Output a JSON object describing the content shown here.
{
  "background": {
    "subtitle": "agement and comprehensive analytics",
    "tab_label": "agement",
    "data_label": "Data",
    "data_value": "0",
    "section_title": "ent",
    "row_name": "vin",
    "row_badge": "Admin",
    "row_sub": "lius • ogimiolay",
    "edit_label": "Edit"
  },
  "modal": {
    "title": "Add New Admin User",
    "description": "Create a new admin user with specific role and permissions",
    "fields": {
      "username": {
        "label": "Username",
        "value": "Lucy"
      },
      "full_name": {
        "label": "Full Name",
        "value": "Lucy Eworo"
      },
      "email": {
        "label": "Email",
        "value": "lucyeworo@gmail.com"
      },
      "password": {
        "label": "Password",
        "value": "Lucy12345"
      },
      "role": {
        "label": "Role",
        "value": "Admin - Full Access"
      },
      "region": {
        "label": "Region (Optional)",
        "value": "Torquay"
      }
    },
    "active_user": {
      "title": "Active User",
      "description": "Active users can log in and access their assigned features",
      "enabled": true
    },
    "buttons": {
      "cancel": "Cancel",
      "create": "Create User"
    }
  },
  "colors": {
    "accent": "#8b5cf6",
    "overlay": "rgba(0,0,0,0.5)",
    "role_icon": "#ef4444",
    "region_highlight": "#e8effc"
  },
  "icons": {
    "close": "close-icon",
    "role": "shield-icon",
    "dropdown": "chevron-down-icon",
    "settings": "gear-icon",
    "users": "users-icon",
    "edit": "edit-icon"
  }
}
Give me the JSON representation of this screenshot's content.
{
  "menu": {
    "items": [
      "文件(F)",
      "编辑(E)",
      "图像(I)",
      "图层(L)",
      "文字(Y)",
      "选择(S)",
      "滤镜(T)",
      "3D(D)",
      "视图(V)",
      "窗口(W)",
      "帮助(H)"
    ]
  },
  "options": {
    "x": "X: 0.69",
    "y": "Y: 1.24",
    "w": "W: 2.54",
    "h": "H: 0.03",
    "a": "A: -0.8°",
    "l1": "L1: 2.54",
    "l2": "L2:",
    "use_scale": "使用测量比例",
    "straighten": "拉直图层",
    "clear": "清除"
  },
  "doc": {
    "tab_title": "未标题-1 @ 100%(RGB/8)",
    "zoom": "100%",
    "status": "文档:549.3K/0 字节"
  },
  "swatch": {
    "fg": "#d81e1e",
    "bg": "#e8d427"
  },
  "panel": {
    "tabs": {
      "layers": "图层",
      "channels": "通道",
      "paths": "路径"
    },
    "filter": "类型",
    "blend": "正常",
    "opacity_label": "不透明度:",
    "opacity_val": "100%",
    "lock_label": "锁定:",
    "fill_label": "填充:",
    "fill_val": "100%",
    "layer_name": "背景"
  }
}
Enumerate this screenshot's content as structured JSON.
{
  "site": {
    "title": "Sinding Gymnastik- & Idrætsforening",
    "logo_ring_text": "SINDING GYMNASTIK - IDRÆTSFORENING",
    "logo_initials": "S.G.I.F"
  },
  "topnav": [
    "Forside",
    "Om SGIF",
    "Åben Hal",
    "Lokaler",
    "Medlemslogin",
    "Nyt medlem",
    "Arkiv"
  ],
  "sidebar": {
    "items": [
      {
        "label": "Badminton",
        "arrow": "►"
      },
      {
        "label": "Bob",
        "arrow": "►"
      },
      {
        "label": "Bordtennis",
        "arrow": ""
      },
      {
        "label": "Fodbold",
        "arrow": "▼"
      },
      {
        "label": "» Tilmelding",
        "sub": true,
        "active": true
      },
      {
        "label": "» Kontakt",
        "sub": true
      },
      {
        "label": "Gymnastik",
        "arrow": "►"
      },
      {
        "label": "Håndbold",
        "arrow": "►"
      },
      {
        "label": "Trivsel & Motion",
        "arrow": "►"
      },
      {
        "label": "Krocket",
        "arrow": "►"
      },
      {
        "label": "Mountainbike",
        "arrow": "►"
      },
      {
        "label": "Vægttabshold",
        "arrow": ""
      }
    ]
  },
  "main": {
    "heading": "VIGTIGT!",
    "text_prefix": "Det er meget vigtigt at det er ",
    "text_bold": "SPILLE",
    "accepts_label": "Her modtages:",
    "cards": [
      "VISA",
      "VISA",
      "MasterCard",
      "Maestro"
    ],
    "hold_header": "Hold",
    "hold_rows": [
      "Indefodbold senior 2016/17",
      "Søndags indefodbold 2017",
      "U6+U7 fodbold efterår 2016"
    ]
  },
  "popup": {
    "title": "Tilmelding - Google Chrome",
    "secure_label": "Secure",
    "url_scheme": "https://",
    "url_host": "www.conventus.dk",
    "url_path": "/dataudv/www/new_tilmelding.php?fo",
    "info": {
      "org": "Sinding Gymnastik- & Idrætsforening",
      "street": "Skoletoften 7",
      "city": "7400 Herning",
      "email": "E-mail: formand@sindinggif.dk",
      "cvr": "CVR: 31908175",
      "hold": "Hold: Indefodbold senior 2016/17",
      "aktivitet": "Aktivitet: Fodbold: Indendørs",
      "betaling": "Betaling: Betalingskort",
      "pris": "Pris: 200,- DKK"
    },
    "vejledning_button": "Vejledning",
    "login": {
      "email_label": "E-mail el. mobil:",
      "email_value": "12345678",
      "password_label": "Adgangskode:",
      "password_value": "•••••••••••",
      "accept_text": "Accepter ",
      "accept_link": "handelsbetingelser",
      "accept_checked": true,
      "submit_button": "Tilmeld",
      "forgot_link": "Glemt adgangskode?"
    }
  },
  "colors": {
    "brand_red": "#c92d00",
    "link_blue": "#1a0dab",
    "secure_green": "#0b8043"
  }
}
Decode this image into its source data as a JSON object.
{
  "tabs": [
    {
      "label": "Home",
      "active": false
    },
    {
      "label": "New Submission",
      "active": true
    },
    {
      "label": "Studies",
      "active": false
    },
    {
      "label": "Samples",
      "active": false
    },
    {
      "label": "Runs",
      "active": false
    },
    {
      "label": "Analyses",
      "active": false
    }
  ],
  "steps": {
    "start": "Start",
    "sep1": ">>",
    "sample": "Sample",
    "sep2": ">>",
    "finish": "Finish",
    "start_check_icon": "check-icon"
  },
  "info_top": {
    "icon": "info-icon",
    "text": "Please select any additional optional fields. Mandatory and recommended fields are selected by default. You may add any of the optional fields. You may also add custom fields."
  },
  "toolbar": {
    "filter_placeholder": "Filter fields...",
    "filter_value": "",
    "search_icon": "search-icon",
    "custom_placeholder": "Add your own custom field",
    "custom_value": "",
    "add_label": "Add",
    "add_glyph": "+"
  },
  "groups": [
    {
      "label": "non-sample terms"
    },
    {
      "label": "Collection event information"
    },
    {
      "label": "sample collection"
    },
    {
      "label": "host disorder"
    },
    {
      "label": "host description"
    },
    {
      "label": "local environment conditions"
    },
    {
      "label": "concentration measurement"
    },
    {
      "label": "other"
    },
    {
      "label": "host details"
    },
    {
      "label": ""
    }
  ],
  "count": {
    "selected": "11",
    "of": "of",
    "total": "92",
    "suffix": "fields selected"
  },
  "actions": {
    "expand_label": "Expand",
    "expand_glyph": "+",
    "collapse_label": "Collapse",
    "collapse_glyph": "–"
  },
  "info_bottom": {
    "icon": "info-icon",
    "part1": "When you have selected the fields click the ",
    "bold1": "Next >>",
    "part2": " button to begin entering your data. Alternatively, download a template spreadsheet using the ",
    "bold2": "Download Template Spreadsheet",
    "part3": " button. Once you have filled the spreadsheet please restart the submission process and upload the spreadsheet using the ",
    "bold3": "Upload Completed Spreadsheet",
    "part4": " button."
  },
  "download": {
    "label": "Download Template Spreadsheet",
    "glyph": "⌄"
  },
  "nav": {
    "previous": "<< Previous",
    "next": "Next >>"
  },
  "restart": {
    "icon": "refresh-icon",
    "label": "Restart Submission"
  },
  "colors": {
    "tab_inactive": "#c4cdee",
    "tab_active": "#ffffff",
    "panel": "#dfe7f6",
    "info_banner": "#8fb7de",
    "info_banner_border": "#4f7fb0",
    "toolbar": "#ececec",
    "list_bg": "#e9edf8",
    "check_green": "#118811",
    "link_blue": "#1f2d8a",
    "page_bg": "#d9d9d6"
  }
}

=-=-=

Written task: Read the data above and pull out each line that holds the string "selected".

Solution:
    "text": "Please select any additional optional fields. Mandatory and recommended fields are selected by default. You may add any of the optional fields. You may also add custom fields."
    "selected": "11",
    "suffix": "fields selected"
    "part1": "When you have selected the fields click the ",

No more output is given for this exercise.